Task: Without further comment, state how many lines in the listing below contain the word "Global".
※
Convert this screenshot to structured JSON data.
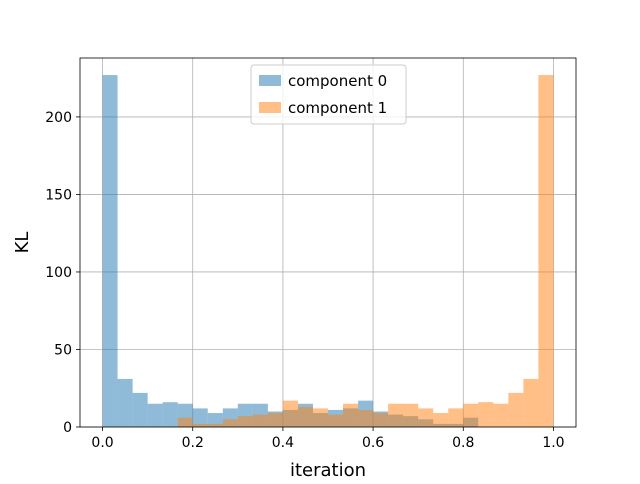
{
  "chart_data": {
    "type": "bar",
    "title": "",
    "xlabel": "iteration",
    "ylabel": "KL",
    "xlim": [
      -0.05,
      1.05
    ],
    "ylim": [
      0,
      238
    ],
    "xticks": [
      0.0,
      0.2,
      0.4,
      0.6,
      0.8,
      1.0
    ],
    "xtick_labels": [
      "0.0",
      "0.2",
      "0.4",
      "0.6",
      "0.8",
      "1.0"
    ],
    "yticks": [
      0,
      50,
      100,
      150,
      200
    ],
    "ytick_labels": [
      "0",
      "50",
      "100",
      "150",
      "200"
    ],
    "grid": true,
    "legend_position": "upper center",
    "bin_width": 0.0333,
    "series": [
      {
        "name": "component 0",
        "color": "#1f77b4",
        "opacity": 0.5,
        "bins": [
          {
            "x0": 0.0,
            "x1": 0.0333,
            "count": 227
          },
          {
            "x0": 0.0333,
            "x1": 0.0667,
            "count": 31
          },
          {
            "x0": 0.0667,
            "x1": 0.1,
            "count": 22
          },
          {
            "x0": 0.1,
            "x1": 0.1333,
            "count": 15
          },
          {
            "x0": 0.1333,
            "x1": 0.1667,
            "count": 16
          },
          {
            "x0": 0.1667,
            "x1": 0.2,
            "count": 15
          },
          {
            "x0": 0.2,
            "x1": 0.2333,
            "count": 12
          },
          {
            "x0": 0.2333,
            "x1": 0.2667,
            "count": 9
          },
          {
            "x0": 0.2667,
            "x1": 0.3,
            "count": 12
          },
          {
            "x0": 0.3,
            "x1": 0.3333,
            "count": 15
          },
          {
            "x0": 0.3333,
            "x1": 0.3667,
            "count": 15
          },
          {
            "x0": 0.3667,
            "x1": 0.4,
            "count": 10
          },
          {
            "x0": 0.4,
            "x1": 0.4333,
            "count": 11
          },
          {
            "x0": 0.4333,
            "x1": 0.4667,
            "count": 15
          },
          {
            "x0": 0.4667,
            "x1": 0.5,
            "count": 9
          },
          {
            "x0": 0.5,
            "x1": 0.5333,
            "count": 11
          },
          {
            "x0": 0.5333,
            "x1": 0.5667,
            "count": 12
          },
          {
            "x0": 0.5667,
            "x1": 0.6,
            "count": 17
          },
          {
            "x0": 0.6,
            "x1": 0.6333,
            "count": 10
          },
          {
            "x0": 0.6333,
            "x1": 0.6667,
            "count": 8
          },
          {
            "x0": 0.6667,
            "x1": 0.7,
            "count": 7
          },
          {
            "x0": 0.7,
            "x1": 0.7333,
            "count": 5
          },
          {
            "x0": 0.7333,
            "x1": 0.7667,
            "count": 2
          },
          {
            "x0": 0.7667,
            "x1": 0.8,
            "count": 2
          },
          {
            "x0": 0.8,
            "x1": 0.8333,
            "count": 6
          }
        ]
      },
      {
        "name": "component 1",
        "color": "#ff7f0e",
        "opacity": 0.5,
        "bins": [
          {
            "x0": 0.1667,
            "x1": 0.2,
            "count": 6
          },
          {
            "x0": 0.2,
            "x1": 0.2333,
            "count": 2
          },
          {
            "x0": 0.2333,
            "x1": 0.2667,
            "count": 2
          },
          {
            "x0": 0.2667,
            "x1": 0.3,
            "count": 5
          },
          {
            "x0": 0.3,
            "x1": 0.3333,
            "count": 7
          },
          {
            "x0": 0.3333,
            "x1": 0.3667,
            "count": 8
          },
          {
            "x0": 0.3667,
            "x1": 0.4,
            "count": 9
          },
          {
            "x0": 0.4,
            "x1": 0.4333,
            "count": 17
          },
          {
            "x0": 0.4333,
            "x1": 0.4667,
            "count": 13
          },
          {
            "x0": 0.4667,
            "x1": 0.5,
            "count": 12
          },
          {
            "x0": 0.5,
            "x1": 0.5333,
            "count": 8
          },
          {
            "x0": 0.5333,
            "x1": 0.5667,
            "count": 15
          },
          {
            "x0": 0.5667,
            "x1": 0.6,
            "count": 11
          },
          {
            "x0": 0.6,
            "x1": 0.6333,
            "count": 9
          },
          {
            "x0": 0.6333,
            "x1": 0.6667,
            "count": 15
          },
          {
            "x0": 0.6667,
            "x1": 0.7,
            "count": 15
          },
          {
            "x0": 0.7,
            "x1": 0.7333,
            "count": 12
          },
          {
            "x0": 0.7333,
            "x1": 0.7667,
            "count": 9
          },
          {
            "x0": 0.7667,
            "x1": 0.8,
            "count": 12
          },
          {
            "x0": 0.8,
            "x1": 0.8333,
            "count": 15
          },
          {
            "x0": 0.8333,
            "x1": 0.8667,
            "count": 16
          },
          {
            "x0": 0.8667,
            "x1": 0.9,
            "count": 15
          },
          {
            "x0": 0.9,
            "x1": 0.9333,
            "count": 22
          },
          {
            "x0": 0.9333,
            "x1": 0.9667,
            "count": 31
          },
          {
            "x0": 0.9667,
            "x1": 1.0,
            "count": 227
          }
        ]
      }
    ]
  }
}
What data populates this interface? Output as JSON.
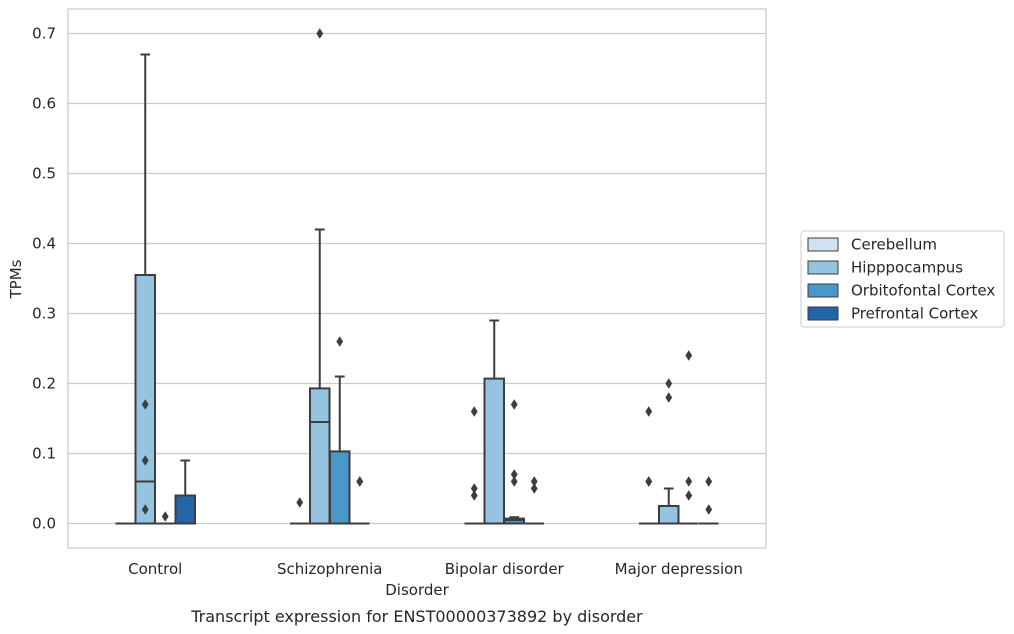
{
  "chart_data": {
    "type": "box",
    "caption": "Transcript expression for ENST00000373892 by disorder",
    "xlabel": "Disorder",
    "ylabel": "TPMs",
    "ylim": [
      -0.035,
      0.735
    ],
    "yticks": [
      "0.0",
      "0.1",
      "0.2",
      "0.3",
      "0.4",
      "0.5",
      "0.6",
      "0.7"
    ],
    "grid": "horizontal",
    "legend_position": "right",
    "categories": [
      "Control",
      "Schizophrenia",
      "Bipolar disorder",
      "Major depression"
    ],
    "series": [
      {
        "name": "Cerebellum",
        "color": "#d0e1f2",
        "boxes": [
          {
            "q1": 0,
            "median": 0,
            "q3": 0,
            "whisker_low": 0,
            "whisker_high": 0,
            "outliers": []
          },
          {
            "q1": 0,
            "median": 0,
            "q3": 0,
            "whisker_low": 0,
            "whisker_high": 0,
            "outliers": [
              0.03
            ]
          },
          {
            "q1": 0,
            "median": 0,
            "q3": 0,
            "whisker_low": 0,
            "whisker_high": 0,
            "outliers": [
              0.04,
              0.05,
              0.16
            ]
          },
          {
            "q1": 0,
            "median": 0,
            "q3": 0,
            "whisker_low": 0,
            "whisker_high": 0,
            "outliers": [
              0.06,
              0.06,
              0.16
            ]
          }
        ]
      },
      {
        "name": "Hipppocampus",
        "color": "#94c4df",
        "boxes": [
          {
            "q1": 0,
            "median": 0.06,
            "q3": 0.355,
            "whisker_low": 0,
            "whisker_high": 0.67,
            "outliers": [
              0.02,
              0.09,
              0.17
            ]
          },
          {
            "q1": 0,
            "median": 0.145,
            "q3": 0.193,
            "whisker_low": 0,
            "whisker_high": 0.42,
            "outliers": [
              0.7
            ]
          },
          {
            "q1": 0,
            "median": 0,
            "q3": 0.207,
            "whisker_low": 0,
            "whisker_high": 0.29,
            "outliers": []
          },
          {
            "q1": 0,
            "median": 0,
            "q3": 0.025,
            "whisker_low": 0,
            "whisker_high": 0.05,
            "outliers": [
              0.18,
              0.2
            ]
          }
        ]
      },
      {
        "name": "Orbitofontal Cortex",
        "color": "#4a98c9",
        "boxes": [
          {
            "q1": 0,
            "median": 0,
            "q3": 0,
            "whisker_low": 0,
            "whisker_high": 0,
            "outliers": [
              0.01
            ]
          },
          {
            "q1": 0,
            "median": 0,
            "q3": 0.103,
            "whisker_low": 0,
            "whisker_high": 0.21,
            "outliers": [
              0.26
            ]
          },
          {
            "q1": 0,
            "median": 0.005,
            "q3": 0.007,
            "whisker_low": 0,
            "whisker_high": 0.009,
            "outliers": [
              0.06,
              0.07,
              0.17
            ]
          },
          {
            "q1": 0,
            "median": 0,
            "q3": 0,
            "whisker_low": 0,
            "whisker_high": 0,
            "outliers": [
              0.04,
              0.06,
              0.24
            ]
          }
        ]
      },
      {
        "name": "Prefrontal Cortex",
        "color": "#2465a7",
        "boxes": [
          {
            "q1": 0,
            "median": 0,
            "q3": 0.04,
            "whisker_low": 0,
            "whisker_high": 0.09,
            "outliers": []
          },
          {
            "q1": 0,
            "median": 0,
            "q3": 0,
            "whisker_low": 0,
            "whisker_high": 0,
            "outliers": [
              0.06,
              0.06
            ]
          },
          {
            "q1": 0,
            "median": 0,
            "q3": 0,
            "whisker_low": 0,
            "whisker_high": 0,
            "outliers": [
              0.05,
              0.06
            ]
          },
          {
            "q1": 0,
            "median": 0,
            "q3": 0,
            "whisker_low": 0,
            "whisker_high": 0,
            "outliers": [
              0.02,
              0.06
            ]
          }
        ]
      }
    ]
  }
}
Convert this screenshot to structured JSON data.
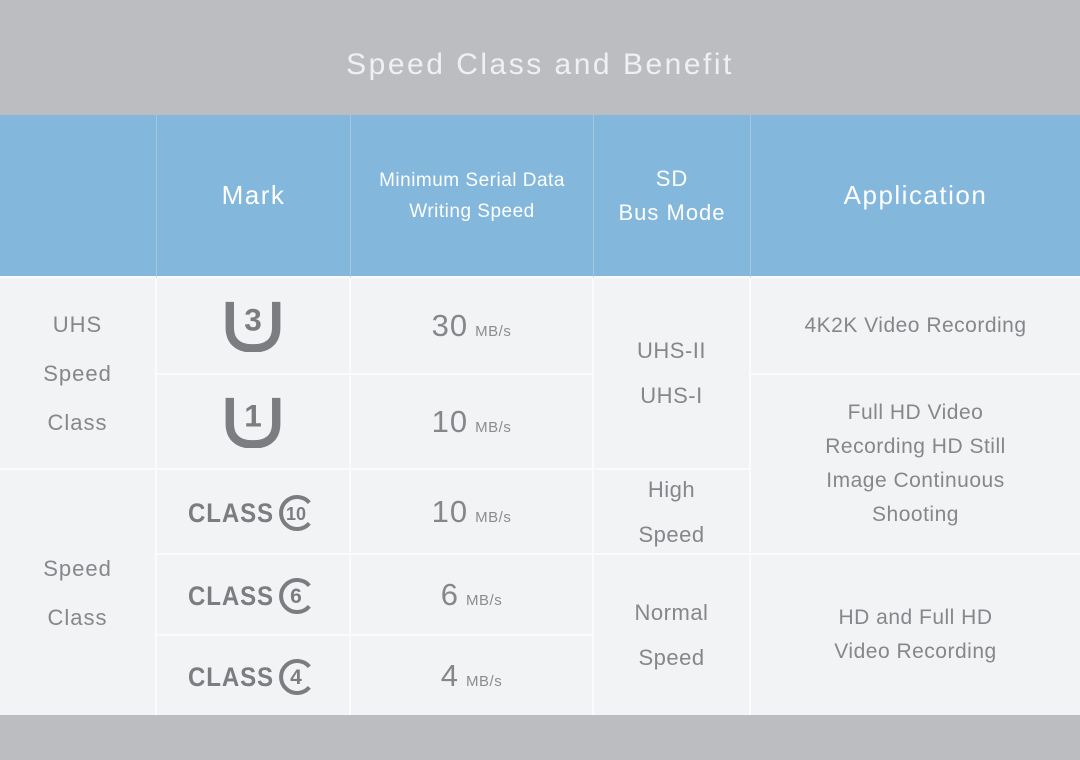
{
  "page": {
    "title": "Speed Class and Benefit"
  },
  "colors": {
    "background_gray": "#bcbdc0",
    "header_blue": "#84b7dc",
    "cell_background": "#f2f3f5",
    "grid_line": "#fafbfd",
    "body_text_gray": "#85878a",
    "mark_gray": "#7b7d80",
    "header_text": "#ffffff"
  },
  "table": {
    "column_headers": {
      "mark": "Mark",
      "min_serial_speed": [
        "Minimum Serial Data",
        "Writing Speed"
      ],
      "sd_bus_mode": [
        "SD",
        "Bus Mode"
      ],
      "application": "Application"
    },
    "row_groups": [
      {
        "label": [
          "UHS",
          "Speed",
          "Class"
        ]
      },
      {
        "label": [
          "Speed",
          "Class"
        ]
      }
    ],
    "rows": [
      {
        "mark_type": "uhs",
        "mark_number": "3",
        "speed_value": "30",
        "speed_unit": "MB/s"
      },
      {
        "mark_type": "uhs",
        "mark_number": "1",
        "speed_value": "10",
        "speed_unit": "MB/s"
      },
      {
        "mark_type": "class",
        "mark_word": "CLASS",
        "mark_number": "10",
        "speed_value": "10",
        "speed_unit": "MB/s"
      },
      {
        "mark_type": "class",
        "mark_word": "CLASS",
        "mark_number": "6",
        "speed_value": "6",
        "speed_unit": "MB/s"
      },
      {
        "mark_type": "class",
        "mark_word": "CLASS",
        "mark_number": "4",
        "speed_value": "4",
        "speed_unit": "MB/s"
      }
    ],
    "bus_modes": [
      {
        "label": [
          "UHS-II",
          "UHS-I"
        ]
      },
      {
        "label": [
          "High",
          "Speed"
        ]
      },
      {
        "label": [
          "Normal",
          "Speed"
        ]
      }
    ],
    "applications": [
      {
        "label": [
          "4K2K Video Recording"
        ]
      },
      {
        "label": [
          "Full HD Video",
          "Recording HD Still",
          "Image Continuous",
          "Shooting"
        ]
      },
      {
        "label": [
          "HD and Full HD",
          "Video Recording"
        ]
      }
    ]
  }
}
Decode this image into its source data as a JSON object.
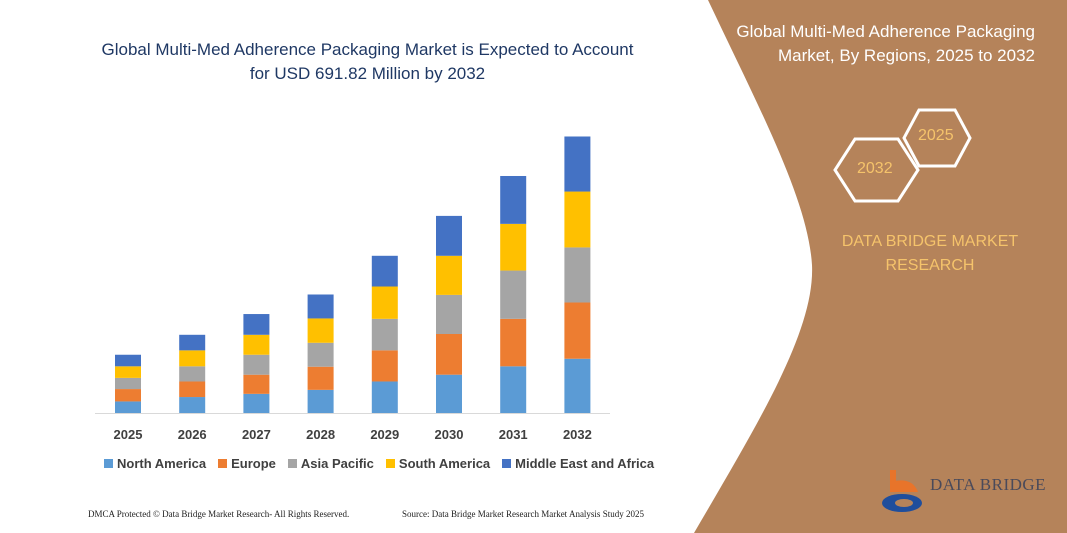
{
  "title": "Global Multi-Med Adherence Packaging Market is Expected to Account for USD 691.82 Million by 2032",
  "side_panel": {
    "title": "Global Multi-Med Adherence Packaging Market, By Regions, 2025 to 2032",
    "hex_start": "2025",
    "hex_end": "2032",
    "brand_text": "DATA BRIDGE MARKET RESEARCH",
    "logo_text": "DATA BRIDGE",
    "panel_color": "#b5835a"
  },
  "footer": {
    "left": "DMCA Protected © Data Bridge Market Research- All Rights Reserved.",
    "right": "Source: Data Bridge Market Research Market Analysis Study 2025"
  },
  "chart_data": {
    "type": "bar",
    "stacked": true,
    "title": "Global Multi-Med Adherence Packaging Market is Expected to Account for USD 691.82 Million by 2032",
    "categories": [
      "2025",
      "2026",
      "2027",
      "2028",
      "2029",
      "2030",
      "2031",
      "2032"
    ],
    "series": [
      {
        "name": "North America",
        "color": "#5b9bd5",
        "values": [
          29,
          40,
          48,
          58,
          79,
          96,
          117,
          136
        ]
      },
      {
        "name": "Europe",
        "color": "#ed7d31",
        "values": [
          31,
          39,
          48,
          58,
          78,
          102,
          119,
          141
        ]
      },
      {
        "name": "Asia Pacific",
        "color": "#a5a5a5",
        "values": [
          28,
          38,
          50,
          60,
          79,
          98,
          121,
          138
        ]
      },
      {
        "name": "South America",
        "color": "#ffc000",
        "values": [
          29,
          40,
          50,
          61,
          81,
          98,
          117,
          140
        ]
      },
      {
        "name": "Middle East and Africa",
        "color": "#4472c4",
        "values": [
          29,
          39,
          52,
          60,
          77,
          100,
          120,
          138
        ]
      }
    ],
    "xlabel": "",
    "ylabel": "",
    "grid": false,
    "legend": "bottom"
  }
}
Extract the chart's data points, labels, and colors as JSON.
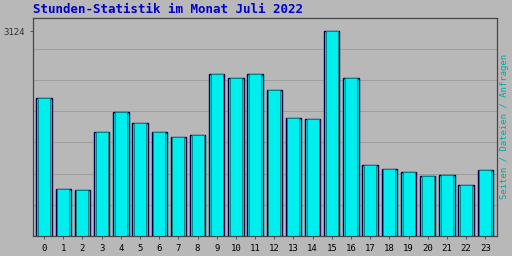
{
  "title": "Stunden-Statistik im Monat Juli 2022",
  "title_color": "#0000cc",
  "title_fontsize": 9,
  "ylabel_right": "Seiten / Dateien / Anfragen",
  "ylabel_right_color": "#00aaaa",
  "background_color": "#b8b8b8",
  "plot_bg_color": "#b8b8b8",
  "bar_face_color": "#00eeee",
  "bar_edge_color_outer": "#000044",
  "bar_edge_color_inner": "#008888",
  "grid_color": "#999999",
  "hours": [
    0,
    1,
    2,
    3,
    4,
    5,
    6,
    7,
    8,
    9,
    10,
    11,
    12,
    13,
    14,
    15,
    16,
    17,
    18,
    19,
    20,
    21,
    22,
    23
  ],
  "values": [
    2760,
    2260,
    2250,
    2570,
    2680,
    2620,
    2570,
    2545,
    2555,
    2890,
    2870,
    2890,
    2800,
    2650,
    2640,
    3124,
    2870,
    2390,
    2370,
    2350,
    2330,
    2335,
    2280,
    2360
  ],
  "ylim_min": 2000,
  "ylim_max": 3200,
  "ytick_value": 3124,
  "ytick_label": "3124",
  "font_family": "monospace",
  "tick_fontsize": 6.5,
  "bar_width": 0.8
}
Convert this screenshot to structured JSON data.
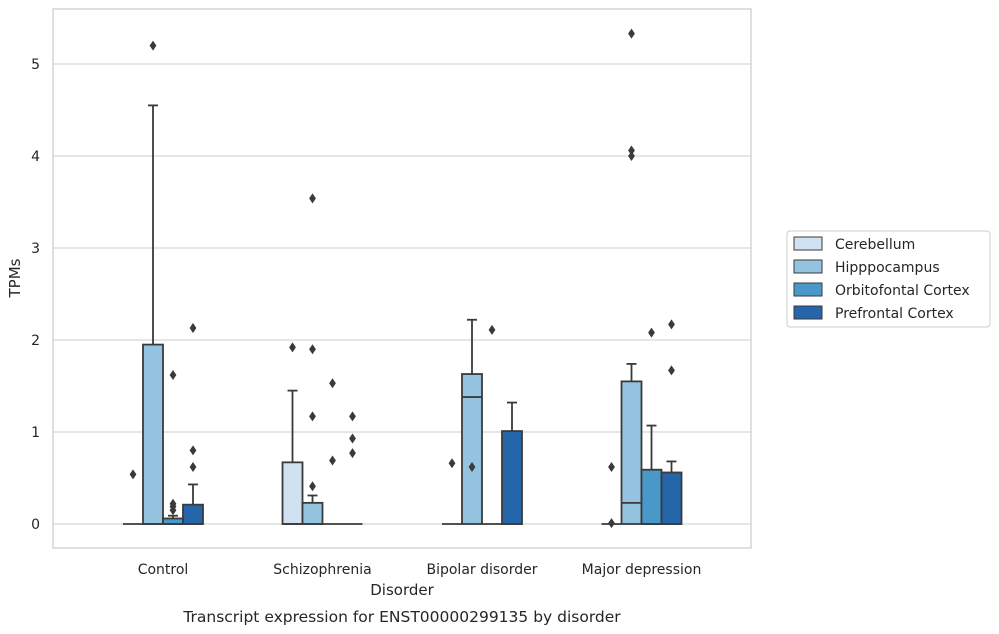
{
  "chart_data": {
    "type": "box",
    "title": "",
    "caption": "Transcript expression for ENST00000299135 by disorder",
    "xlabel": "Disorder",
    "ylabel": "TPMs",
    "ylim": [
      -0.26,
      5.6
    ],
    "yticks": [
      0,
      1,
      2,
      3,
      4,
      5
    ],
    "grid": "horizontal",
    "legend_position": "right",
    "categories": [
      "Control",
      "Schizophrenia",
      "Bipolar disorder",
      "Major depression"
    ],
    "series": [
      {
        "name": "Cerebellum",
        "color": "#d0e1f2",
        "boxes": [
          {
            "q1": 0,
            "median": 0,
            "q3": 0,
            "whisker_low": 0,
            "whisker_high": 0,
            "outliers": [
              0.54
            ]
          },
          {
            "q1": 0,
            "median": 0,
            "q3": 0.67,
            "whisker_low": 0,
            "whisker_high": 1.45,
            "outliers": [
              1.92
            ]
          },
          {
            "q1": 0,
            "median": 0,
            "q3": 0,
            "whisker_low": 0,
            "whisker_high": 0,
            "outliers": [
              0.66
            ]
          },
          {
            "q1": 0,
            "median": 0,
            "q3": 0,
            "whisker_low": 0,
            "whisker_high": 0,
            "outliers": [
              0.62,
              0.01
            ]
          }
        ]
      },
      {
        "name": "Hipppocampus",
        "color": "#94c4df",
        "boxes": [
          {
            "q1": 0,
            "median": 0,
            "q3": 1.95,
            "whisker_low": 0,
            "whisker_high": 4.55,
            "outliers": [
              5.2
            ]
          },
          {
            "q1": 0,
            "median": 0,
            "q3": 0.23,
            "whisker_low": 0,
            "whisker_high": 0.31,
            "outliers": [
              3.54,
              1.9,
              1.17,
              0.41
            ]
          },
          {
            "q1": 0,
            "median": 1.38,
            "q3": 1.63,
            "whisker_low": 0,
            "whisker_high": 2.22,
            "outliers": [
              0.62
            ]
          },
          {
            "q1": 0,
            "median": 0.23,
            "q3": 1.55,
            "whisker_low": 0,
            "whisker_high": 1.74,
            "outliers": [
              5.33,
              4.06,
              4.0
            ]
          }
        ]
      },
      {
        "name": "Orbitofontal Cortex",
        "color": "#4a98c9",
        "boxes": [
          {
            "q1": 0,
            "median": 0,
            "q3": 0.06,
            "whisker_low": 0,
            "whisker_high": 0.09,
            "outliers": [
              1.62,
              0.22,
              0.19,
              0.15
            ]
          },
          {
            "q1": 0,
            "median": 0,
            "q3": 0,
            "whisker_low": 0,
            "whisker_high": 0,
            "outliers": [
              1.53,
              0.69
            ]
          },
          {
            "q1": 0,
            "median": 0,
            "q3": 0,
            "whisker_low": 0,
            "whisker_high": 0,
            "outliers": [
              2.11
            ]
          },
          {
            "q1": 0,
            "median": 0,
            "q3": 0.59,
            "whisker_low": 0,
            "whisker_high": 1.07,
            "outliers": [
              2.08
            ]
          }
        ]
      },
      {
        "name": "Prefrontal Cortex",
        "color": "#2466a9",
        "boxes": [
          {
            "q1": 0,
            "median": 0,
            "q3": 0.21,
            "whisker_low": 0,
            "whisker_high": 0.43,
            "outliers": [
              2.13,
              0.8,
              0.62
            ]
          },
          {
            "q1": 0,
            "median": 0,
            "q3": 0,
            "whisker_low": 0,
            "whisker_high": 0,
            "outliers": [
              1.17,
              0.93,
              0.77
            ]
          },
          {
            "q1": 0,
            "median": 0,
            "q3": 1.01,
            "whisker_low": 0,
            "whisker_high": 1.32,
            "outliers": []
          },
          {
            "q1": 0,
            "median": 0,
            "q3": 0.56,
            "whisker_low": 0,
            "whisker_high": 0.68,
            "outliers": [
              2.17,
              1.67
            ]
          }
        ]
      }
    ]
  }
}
※
Response: 3